STATED PROBLEM → Locate all lines with the word "Component" and copy them out.

[Excerpts from a figure dataset]
========

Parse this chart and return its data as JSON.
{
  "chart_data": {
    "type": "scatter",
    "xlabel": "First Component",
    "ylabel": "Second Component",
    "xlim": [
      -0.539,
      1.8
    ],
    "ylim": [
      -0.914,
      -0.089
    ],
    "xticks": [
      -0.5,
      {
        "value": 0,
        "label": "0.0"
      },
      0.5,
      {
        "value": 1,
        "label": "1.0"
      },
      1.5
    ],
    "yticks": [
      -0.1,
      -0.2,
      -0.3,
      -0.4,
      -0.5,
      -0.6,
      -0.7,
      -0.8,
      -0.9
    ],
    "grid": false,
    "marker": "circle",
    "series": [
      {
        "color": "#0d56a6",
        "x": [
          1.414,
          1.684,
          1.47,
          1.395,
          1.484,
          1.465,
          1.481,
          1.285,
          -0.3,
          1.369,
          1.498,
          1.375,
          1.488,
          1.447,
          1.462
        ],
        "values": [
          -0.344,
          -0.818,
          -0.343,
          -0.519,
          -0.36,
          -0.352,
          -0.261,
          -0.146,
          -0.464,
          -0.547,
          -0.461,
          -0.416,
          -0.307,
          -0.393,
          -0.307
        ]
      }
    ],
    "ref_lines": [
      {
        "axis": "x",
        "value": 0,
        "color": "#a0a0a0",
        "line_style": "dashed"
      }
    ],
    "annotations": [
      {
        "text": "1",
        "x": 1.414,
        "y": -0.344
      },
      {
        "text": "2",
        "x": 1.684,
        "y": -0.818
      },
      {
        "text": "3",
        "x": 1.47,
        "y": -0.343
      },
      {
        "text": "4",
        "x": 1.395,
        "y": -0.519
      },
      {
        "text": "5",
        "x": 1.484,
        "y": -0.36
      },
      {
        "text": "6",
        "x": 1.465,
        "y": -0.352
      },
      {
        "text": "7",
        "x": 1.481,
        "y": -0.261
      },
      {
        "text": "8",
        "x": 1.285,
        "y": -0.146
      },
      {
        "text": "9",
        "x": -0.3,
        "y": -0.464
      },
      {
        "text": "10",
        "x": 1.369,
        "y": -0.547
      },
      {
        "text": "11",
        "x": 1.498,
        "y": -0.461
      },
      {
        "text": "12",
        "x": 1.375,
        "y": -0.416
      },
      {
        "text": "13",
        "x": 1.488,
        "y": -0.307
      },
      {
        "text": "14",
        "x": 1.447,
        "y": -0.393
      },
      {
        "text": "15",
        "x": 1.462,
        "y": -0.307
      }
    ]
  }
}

========

PROBLEM SOLUTION →
    "xlabel": "First Component",
    "ylabel": "Second Component",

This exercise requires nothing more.